▶ _WRITTEN REQUEST_
Update the listing below by replacing every "interactable" with "clickable" and keeping everything else the same. Leave the pictures out of your answer.

— Start EXERCISE INPUT —

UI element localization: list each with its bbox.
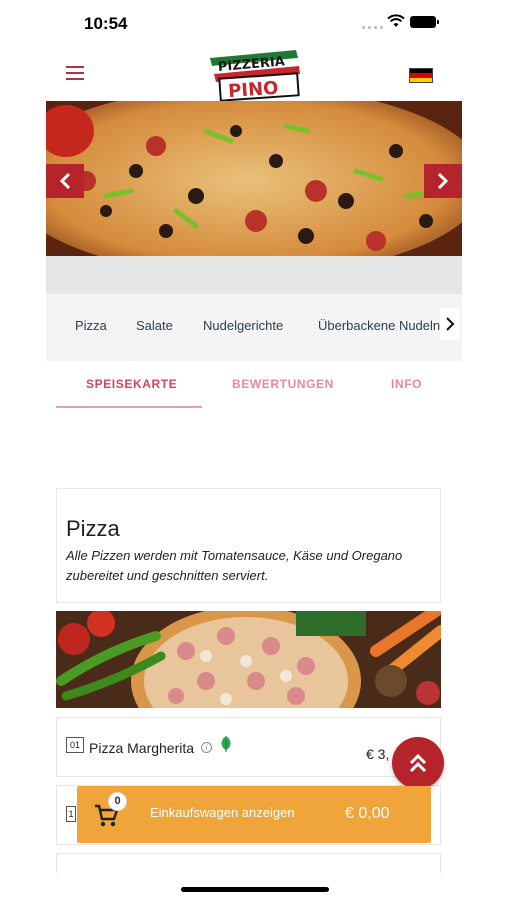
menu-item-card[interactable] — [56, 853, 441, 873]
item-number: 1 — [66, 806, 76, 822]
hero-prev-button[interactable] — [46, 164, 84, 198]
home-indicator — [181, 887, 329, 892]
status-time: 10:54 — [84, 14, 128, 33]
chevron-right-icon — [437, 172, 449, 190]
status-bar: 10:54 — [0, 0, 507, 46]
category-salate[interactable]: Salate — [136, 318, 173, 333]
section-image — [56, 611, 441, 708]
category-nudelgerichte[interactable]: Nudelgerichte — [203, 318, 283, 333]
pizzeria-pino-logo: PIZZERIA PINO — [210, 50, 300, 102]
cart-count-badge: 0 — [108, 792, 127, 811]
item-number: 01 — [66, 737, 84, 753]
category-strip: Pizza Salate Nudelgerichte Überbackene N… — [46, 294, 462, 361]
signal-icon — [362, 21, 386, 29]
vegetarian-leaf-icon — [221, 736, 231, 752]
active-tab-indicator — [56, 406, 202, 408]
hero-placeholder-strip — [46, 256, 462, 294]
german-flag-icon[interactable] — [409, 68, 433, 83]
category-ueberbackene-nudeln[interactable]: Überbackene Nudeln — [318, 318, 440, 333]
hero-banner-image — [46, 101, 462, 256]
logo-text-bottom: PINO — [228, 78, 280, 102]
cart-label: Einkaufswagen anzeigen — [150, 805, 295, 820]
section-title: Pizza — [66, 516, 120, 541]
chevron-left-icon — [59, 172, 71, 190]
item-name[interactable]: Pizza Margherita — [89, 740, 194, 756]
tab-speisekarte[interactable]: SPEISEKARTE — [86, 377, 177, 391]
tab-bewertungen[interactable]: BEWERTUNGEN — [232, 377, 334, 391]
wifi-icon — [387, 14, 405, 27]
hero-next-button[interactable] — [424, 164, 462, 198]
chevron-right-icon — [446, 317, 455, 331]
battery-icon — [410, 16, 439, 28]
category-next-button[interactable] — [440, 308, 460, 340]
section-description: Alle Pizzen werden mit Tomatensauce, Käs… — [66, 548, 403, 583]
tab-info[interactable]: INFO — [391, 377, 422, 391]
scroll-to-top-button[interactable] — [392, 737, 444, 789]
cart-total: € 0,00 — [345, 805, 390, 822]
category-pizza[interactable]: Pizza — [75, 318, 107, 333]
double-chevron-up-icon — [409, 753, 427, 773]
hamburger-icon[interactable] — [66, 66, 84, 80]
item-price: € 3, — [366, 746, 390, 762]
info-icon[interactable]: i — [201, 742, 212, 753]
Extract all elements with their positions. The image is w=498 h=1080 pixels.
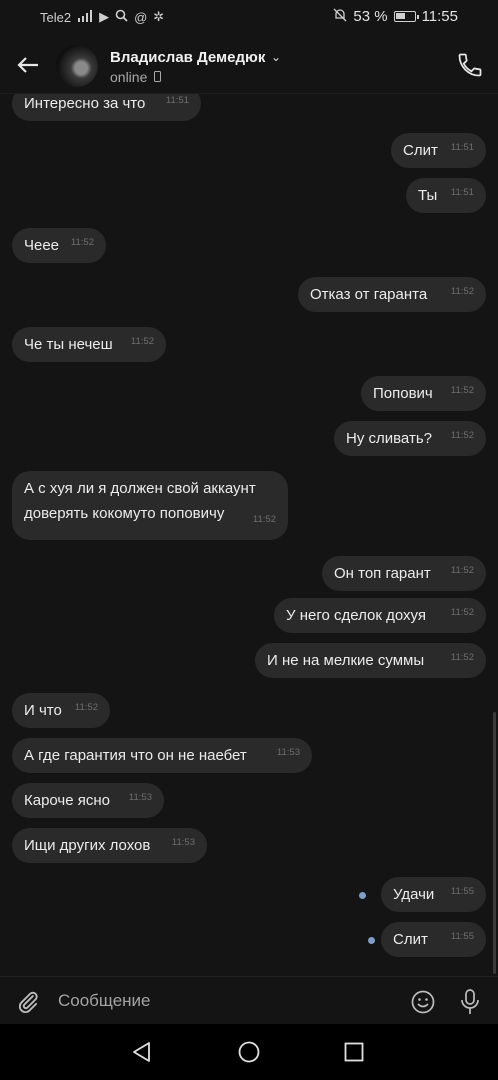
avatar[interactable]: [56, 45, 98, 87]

— End EXERCISE INPUT —

▶ _EXERCISE RESULT_
UI element localization: list each with its bbox.
menu-item-card[clickable] — [56, 853, 441, 873]
item-number: 1 — [66, 806, 76, 822]
hero-prev-button[clickable] — [46, 164, 84, 198]
home-indicator — [181, 887, 329, 892]
status-time: 10:54 — [84, 14, 128, 33]
chevron-right-icon — [437, 172, 449, 190]
status-bar: 10:54 — [0, 0, 507, 46]
category-salate[clickable]: Salate — [136, 318, 173, 333]
section-image — [56, 611, 441, 708]
category-nudelgerichte[clickable]: Nudelgerichte — [203, 318, 283, 333]
pizzeria-pino-logo: PIZZERIA PINO — [210, 50, 300, 102]
cart-count-badge: 0 — [108, 792, 127, 811]
item-number: 01 — [66, 737, 84, 753]
category-strip: Pizza Salate Nudelgerichte Überbackene N… — [46, 294, 462, 361]
signal-icon — [362, 21, 386, 29]
vegetarian-leaf-icon — [221, 736, 231, 752]
active-tab-indicator — [56, 406, 202, 408]
hero-placeholder-strip — [46, 256, 462, 294]
german-flag-icon[clickable] — [409, 68, 433, 83]
category-ueberbackene-nudeln[clickable]: Überbackene Nudeln — [318, 318, 440, 333]
hero-banner-image — [46, 101, 462, 256]
logo-text-bottom: PINO — [228, 78, 280, 102]
cart-label: Einkaufswagen anzeigen — [150, 805, 295, 820]
section-title: Pizza — [66, 516, 120, 541]
chevron-left-icon — [59, 172, 71, 190]
item-name[clickable]: Pizza Margherita — [89, 740, 194, 756]
tab-speisekarte[clickable]: SPEISEKARTE — [86, 377, 177, 391]
tab-bewertungen[clickable]: BEWERTUNGEN — [232, 377, 334, 391]
wifi-icon — [387, 14, 405, 27]
hero-next-button[clickable] — [424, 164, 462, 198]
chevron-right-icon — [446, 317, 455, 331]
battery-icon — [410, 16, 439, 28]
category-next-button[clickable] — [440, 308, 460, 340]
section-description: Alle Pizzen werden mit Tomatensauce, Käs… — [66, 548, 403, 583]
tab-info[clickable]: INFO — [391, 377, 422, 391]
scroll-to-top-button[clickable] — [392, 737, 444, 789]
cart-total: € 0,00 — [345, 805, 390, 822]
category-pizza[clickable]: Pizza — [75, 318, 107, 333]
double-chevron-up-icon — [409, 753, 427, 773]
hamburger-icon[clickable] — [66, 66, 84, 80]
item-price: € 3, — [366, 746, 390, 762]
info-icon[clickable]: i — [201, 742, 212, 753]
Extract all elements with their positions. The image is w=498 h=1080 pixels.
avatar[clickable]: [56, 45, 98, 87]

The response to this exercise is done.